--- Start Record extracts ---

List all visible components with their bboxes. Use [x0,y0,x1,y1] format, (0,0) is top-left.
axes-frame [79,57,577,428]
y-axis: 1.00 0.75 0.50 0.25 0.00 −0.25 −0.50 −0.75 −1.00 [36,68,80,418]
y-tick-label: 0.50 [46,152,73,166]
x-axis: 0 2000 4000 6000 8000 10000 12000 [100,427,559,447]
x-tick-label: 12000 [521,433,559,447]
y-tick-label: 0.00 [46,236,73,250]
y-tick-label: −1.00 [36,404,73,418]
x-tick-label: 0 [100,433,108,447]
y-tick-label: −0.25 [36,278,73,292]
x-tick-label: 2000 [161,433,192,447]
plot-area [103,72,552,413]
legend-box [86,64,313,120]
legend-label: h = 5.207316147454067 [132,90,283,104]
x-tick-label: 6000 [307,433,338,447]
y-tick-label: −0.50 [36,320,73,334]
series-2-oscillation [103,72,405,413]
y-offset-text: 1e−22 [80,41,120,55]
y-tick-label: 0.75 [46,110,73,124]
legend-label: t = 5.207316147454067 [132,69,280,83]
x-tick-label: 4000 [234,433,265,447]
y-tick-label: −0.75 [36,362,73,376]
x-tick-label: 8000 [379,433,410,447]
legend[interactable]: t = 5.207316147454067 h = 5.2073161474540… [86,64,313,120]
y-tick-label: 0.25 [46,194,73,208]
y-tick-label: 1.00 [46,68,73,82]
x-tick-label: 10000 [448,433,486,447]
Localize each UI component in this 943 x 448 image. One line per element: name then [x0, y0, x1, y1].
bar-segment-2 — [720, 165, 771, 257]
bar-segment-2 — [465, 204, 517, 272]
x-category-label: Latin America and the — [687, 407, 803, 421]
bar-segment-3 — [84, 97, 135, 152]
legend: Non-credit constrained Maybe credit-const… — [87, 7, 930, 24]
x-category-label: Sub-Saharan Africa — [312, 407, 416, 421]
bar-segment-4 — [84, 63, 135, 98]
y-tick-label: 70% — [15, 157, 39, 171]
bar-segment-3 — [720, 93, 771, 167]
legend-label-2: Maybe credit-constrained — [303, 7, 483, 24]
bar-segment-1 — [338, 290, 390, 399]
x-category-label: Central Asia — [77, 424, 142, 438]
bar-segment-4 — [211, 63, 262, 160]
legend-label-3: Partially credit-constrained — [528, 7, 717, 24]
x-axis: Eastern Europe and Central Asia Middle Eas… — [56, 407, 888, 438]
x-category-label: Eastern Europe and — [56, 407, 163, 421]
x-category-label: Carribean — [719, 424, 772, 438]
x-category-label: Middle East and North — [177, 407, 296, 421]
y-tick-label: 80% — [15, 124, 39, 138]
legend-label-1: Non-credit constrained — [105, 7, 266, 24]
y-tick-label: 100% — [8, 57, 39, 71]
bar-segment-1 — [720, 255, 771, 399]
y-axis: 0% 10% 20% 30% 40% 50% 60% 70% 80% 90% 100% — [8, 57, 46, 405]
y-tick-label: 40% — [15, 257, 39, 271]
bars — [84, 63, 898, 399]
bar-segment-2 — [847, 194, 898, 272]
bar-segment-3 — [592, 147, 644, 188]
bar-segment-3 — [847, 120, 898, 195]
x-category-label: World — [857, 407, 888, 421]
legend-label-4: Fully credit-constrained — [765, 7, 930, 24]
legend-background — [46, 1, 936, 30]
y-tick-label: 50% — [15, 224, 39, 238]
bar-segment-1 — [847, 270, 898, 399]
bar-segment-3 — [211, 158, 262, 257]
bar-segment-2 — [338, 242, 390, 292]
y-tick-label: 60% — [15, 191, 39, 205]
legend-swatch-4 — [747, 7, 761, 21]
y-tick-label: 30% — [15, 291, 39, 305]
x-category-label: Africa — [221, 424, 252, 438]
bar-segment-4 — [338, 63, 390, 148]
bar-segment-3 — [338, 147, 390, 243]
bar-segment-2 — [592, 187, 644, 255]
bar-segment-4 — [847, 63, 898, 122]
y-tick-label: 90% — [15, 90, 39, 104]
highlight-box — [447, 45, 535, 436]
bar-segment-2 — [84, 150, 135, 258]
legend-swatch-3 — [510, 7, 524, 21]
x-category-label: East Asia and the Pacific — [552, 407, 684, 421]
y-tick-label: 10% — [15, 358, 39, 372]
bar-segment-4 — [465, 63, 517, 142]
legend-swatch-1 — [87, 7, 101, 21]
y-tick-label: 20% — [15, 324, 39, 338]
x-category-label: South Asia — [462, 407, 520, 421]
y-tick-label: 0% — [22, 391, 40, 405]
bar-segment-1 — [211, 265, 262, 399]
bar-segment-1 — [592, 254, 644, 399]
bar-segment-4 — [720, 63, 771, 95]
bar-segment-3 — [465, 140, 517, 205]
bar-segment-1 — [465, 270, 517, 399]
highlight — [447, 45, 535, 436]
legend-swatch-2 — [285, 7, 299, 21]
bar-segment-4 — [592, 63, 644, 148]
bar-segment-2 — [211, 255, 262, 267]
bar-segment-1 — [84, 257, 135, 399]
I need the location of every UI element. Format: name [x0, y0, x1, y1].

--- End Record extracts ---
--- Start Record extracts ---

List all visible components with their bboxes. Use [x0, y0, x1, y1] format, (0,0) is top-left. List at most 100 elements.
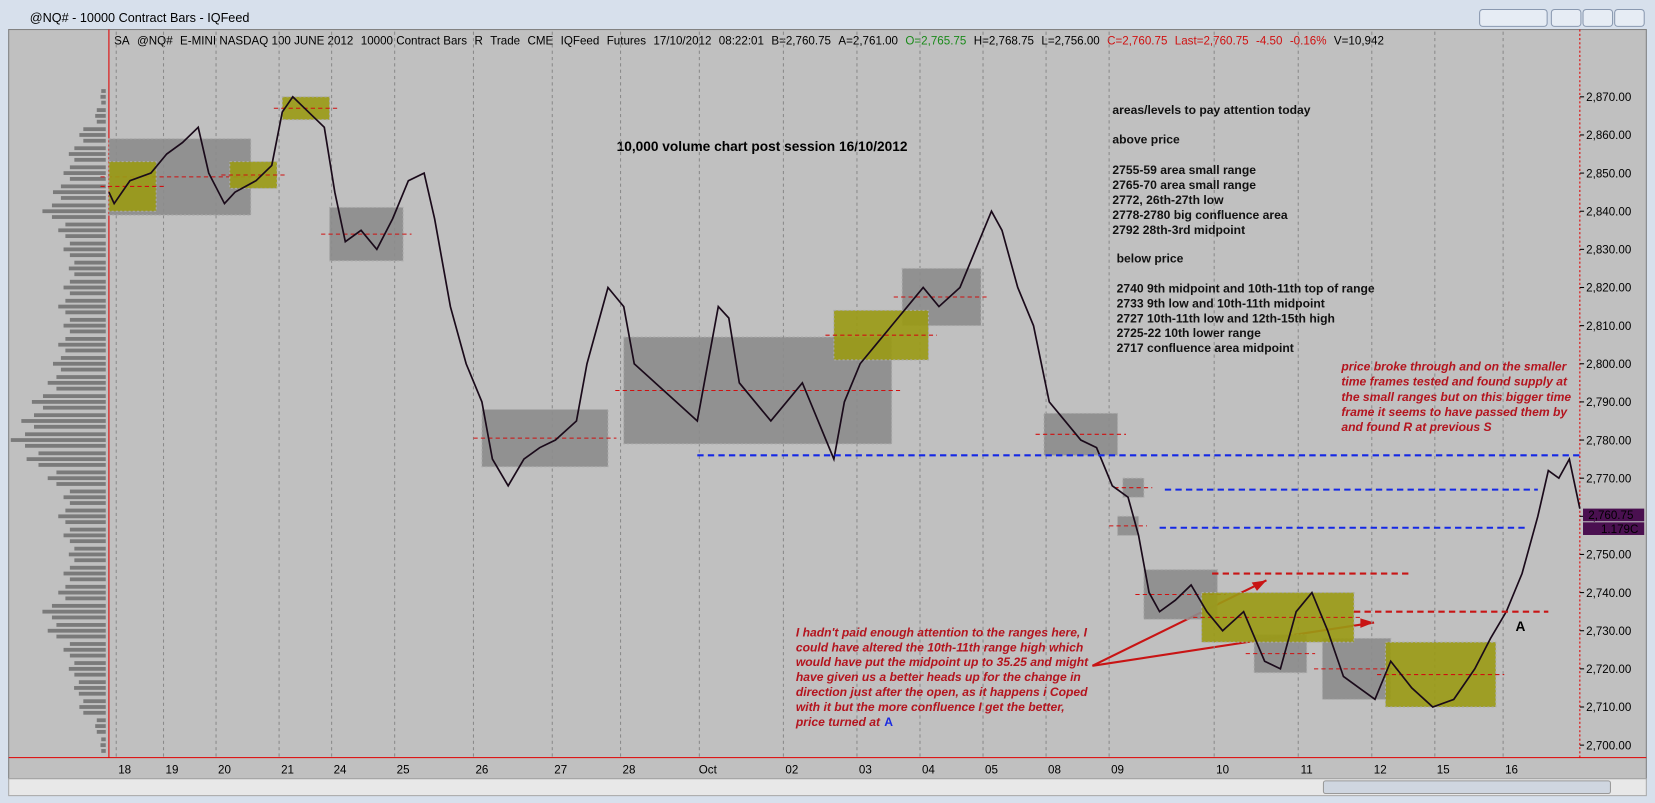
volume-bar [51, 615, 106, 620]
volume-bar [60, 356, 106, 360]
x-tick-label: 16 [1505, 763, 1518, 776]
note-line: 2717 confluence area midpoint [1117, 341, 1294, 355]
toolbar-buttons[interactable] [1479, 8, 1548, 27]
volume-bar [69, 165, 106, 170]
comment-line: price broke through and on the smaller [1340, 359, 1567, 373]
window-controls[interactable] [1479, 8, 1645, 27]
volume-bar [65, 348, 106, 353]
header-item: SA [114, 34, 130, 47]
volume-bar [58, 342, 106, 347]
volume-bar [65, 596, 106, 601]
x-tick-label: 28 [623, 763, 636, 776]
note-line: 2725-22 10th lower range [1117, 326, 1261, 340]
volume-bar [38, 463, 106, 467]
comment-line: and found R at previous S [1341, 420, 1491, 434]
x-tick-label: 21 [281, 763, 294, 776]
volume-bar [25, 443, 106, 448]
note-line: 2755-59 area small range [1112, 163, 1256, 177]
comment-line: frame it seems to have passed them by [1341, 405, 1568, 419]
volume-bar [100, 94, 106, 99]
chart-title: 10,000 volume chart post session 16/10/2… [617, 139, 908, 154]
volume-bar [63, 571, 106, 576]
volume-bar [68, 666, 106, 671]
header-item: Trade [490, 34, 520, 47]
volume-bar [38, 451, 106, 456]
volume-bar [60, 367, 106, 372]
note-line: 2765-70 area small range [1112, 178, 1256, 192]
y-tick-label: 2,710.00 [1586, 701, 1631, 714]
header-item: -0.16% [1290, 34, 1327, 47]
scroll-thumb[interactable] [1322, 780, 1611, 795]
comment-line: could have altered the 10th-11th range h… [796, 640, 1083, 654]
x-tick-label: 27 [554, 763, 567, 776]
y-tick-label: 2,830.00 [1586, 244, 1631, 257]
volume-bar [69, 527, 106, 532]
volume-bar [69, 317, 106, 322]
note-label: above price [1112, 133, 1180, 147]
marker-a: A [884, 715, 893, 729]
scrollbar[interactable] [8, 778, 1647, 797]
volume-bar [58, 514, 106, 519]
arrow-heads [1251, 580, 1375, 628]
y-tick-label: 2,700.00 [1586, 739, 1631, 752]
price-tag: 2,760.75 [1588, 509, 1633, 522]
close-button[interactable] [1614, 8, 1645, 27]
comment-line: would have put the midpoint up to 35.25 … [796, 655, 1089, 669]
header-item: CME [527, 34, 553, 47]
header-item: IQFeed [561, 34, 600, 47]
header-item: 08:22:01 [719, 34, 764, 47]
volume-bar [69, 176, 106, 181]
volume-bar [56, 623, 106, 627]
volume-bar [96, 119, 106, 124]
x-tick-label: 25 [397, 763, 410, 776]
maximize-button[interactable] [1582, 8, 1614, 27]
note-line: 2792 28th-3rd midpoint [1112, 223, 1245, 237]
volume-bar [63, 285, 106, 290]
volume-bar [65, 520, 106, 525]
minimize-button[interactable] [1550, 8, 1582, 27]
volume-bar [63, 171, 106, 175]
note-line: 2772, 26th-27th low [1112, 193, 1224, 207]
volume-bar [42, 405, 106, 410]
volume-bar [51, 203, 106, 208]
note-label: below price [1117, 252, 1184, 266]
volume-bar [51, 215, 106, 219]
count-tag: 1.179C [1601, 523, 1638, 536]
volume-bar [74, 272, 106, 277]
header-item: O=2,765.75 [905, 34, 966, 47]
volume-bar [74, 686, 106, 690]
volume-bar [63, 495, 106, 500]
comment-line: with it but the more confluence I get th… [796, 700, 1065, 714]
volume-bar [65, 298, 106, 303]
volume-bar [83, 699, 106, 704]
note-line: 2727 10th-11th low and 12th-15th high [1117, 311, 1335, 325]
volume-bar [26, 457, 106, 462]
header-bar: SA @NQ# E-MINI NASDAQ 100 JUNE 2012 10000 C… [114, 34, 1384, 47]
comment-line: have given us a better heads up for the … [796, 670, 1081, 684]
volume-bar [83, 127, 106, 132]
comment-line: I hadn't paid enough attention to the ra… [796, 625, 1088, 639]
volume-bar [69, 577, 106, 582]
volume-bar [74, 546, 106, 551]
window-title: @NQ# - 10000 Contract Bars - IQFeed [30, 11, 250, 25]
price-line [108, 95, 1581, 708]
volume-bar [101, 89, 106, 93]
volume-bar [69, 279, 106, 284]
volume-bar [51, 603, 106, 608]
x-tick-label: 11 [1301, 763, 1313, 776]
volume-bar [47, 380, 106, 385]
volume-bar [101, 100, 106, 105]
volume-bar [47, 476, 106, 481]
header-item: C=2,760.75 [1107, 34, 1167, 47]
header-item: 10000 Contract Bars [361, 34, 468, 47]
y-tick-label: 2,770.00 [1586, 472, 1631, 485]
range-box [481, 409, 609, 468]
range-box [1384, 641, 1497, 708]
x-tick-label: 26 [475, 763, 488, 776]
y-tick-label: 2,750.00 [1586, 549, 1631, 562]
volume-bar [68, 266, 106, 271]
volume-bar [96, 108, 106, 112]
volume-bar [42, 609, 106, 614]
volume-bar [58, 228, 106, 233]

--- End Record extracts ---

# Instruction:
Reproduce the material from the line containing "List all visible components with their bboxes. Use [x0,y0,x1,y1]" through the line containing "x-tick-label: 4000 [234,433,265,447]", both included.

# Finished exercise:
List all visible components with their bboxes. Use [x0,y0,x1,y1] format, (0,0) is top-left.
axes-frame [79,57,577,428]
y-axis: 1.00 0.75 0.50 0.25 0.00 −0.25 −0.50 −0.75 −1.00 [36,68,80,418]
y-tick-label: 0.50 [46,152,73,166]
x-axis: 0 2000 4000 6000 8000 10000 12000 [100,427,559,447]
x-tick-label: 12000 [521,433,559,447]
y-tick-label: 0.00 [46,236,73,250]
y-tick-label: −1.00 [36,404,73,418]
x-tick-label: 0 [100,433,108,447]
y-tick-label: −0.25 [36,278,73,292]
x-tick-label: 2000 [161,433,192,447]
plot-area [103,72,552,413]
legend-box [86,64,313,120]
legend-label: h = 5.207316147454067 [132,90,283,104]
x-tick-label: 6000 [307,433,338,447]
y-tick-label: −0.50 [36,320,73,334]
series-2-oscillation [103,72,405,413]
y-offset-text: 1e−22 [80,41,120,55]
y-tick-label: 0.75 [46,110,73,124]
legend-label: t = 5.207316147454067 [132,69,280,83]
x-tick-label: 4000 [234,433,265,447]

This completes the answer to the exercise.